- _STATED EXERCISE_
Restate, word for word, all of the material shown below.
-- Start --
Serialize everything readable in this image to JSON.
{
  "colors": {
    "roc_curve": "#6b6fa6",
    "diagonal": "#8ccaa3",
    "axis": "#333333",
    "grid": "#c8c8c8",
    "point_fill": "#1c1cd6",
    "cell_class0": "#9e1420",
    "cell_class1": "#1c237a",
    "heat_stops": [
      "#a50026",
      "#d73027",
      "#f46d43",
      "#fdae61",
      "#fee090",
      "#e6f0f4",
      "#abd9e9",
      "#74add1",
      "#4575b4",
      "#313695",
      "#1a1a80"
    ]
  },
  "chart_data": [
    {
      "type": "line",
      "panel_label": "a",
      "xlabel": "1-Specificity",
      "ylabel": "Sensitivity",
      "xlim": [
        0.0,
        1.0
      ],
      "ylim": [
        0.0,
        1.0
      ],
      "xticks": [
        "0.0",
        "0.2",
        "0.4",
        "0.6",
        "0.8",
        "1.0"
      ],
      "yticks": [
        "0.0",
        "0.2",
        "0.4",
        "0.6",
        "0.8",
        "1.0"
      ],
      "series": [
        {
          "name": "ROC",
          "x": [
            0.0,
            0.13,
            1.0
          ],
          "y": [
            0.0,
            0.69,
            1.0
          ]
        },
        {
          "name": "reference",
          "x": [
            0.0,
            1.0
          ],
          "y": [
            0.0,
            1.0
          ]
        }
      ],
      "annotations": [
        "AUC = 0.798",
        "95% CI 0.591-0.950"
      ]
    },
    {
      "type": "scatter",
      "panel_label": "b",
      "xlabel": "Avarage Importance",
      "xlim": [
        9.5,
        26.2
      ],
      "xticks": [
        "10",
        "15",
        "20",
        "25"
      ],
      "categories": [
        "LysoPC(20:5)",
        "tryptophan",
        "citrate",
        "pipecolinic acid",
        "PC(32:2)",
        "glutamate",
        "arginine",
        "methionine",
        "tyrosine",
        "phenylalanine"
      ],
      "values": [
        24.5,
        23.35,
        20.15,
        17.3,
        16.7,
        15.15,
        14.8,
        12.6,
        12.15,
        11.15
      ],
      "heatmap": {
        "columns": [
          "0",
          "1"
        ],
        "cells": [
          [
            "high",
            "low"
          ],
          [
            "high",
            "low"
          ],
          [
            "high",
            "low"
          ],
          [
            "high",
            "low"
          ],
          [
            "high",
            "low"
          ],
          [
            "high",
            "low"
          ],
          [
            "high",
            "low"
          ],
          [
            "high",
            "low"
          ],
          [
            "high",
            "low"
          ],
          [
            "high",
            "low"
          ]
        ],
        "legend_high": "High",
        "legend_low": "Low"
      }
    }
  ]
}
-- End --
- _ANSWER BELOW_
Serialize everything readable in this image to JSON.
{
  "colors": {
    "roc_curve": "#6b6fa6",
    "diagonal": "#8ccaa3",
    "axis": "#333333",
    "grid": "#c8c8c8",
    "point_fill": "#1c1cd6",
    "cell_class0": "#9e1420",
    "cell_class1": "#1c237a",
    "heat_stops": [
      "#a50026",
      "#d73027",
      "#f46d43",
      "#fdae61",
      "#fee090",
      "#e6f0f4",
      "#abd9e9",
      "#74add1",
      "#4575b4",
      "#313695",
      "#1a1a80"
    ]
  },
  "chart_data": [
    {
      "type": "line",
      "panel_label": "a",
      "xlabel": "1-Specificity",
      "ylabel": "Sensitivity",
      "xlim": [
        0.0,
        1.0
      ],
      "ylim": [
        0.0,
        1.0
      ],
      "xticks": [
        "0.0",
        "0.2",
        "0.4",
        "0.6",
        "0.8",
        "1.0"
      ],
      "yticks": [
        "0.0",
        "0.2",
        "0.4",
        "0.6",
        "0.8",
        "1.0"
      ],
      "series": [
        {
          "name": "ROC",
          "x": [
            0.0,
            0.13,
            1.0
          ],
          "y": [
            0.0,
            0.69,
            1.0
          ]
        },
        {
          "name": "reference",
          "x": [
            0.0,
            1.0
          ],
          "y": [
            0.0,
            1.0
          ]
        }
      ],
      "annotations": [
        "AUC = 0.798",
        "95% CI 0.591-0.950"
      ]
    },
    {
      "type": "scatter",
      "panel_label": "b",
      "xlabel": "Avarage Importance",
      "xlim": [
        9.5,
        26.2
      ],
      "xticks": [
        "10",
        "15",
        "20",
        "25"
      ],
      "categories": [
        "LysoPC(20:5)",
        "tryptophan",
        "citrate",
        "pipecolinic acid",
        "PC(32:2)",
        "glutamate",
        "arginine",
        "methionine",
        "tyrosine",
        "phenylalanine"
      ],
      "values": [
        24.5,
        23.35,
        20.15,
        17.3,
        16.7,
        15.15,
        14.8,
        12.6,
        12.15,
        11.15
      ],
      "heatmap": {
        "columns": [
          "0",
          "1"
        ],
        "cells": [
          [
            "high",
            "low"
          ],
          [
            "high",
            "low"
          ],
          [
            "high",
            "low"
          ],
          [
            "high",
            "low"
          ],
          [
            "high",
            "low"
          ],
          [
            "high",
            "low"
          ],
          [
            "high",
            "low"
          ],
          [
            "high",
            "low"
          ],
          [
            "high",
            "low"
          ],
          [
            "high",
            "low"
          ]
        ],
        "legend_high": "High",
        "legend_low": "Low"
      }
    }
  ]
}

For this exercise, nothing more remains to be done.